Yes you may apply to more than one residency, and when considering some specialties it may help to have a back-up you think you'd also enjoy as a career. IM is the most common because most of the competitive fields require a prelim year in IM or surgery (or transitional) anyhow, so the first year would be the same anyhow. However you aren't going to have unlimited time to interview, and in the more competitive paths you may be trying to do 20+ interviews plus separate interviews for prelim programs, so in most cases it's going to be unrealistic to put enough of an effort toward multiple paths on top of that. The interview process is a poor way to try and decide on a specialty, so if you aren't sold on a particular field by the beginning of fourth year, many med school advisors would advise you to strongly consider spending a research year and delay graduation/ do more electives until you have a better notion. Also, if you are applying to a competitive field that requires a preliminary year in medicine or surgery, you will already be interviewing for those prelim spots, so that, in and of itself will be a one year "back-up" -- You can rank those separately at the end of your rank list so you can end up in one even if you "advanced" specialty choice doesn't pan out.
At the end of the road, you are going to have to submit a rank list based on your desires, so some specialty is going to have to be your first choice, and you are going to have to target your efforts toward a realistic number of programs, while trying to survive away rotations, sub-internships and other fourth year obligations. So really plan on having a single target when you emerge from your core rotations. You can have a back-up plan, but it's a bad idea to have two primary targets.
Yes there are combined residencies, such as IM/Peds, EM/IM. But those spots tend to be pretty limited, so for many people bound for IM, EM, Peds, etc those tend to be the long-shots.

**Records taken from a dataset**:
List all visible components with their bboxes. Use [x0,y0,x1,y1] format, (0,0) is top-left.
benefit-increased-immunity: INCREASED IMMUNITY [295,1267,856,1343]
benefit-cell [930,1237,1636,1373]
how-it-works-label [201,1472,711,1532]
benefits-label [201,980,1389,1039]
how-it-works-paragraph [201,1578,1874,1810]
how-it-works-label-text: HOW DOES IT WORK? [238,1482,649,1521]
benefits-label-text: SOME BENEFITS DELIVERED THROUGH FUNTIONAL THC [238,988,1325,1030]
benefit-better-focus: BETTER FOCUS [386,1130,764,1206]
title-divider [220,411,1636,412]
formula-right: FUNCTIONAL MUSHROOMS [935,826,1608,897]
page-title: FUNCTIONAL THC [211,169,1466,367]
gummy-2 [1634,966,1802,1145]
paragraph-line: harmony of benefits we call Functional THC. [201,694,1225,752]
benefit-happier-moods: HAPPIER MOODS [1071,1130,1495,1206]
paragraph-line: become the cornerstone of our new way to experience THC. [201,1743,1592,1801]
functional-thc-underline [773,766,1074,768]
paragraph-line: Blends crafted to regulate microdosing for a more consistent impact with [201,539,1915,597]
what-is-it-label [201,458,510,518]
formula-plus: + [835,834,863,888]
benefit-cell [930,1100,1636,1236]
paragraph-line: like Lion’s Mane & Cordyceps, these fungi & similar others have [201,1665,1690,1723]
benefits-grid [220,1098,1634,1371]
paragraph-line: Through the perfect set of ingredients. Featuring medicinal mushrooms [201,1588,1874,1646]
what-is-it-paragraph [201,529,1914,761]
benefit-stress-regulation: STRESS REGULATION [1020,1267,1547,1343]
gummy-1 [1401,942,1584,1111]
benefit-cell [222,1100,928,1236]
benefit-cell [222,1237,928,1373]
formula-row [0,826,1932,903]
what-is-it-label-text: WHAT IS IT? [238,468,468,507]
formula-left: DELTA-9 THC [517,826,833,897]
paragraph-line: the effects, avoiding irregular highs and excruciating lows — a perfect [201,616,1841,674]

**ABOUT THIS EXERCISE**: From the residency advice text, return word for word the part that opens with the words containing "Yes there are" and closes with "be the long-shots.".

**SOLVED PROBLEM**:
Yes there are combined residencies, such as IM/Peds, EM/IM. But those spots tend to be pretty limited, so for many people bound for IM, EM, Peds, etc those tend to be the long-shots.